## start

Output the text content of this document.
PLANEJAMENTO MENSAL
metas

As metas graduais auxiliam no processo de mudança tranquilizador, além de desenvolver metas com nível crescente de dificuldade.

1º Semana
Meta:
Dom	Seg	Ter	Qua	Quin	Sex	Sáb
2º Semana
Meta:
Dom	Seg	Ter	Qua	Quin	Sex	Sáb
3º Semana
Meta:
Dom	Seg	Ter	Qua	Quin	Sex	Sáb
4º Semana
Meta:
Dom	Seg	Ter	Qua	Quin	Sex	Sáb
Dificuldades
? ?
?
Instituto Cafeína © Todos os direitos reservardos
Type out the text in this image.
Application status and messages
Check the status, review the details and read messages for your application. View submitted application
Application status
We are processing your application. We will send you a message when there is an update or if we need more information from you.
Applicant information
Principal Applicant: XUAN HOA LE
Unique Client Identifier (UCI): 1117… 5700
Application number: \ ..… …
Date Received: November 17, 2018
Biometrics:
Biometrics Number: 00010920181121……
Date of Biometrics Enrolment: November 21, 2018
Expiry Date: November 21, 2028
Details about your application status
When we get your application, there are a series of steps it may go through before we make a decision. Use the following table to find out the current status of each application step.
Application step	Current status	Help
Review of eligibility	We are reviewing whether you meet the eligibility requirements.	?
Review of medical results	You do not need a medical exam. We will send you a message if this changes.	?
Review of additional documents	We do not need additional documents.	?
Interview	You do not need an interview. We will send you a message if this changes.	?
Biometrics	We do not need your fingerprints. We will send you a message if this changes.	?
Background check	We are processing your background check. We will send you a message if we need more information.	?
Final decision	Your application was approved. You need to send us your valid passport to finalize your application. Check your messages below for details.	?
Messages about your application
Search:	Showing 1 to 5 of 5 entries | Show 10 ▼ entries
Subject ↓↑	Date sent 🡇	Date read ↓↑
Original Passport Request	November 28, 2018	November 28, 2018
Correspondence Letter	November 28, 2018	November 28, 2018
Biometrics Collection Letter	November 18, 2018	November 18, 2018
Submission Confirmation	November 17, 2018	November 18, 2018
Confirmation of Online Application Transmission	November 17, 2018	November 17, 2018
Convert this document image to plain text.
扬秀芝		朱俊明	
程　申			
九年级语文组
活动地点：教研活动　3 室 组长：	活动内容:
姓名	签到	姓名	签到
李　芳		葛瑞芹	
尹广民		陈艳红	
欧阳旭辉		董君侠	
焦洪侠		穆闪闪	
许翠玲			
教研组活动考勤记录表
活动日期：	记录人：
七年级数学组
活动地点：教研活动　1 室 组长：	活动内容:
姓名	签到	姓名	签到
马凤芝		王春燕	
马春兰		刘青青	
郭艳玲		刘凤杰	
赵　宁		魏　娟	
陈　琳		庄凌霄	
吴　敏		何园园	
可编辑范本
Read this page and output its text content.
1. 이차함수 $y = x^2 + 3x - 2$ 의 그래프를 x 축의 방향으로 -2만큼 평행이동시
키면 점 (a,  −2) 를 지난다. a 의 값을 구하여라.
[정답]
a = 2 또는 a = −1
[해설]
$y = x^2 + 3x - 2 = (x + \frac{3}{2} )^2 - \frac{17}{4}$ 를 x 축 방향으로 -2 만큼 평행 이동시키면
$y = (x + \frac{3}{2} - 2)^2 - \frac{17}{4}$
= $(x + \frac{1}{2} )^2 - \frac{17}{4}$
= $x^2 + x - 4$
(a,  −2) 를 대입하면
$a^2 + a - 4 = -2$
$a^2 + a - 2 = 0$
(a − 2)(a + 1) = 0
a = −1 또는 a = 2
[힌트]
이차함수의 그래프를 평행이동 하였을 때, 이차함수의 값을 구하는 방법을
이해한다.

## end

TASK TO CARRY OUT
Answer with one number: how many lines of the entries above include the word "Biometrics".

RESPONSE BELOW
5